**Given problem:** Reproduce the whole listing, character for character.

□ □ □ □

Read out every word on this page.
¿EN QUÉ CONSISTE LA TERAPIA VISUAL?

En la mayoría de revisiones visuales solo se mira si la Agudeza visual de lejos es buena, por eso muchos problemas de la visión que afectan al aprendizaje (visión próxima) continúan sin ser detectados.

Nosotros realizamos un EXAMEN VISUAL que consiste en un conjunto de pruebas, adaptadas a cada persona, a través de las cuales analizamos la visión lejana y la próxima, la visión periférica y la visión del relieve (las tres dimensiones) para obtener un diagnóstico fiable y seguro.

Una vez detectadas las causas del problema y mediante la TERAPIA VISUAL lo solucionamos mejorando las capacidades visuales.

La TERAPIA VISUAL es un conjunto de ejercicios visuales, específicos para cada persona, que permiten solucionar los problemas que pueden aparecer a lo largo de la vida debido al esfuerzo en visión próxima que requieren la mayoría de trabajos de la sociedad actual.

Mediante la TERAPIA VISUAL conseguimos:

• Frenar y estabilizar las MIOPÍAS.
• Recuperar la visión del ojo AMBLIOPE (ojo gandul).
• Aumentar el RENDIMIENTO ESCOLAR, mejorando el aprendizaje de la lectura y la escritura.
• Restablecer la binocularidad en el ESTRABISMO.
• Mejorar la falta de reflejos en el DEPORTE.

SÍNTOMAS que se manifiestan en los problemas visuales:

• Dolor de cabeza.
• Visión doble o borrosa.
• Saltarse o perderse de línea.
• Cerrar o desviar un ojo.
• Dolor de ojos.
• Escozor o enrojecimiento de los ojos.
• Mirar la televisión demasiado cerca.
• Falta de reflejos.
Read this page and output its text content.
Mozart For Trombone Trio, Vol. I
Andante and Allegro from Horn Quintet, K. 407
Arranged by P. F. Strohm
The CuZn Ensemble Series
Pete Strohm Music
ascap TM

□ □ □ □

**Problem solution:**
Read out every word on this page.
¿EN QUÉ CONSISTE LA TERAPIA VISUAL?

En la mayoría de revisiones visuales solo se mira si la Agudeza visual de lejos es buena, por eso muchos problemas de la visión que afectan al aprendizaje (visión próxima) continúan sin ser detectados.

Nosotros realizamos un EXAMEN VISUAL que consiste en un conjunto de pruebas, adaptadas a cada persona, a través de las cuales analizamos la visión lejana y la próxima, la visión periférica y la visión del relieve (las tres dimensiones) para obtener un diagnóstico fiable y seguro.

Una vez detectadas las causas del problema y mediante la TERAPIA VISUAL lo solucionamos mejorando las capacidades visuales.

La TERAPIA VISUAL es un conjunto de ejercicios visuales, específicos para cada persona, que permiten solucionar los problemas que pueden aparecer a lo largo de la vida debido al esfuerzo en visión próxima que requieren la mayoría de trabajos de la sociedad actual.

Mediante la TERAPIA VISUAL conseguimos:

• Frenar y estabilizar las MIOPÍAS.
• Recuperar la visión del ojo AMBLIOPE (ojo gandul).
• Aumentar el RENDIMIENTO ESCOLAR, mejorando el aprendizaje de la lectura y la escritura.
• Restablecer la binocularidad en el ESTRABISMO.
• Mejorar la falta de reflejos en el DEPORTE.

SÍNTOMAS que se manifiestan en los problemas visuales:

• Dolor de cabeza.
• Visión doble o borrosa.
• Saltarse o perderse de línea.
• Cerrar o desviar un ojo.
• Dolor de ojos.
• Escozor o enrojecimiento de los ojos.
• Mirar la televisión demasiado cerca.
• Falta de reflejos.
Read this page and output its text content.
Mozart For Trombone Trio, Vol. I
Andante and Allegro from Horn Quintet, K. 407
Arranged by P. F. Strohm
The CuZn Ensemble Series
Pete Strohm Music
ascap TM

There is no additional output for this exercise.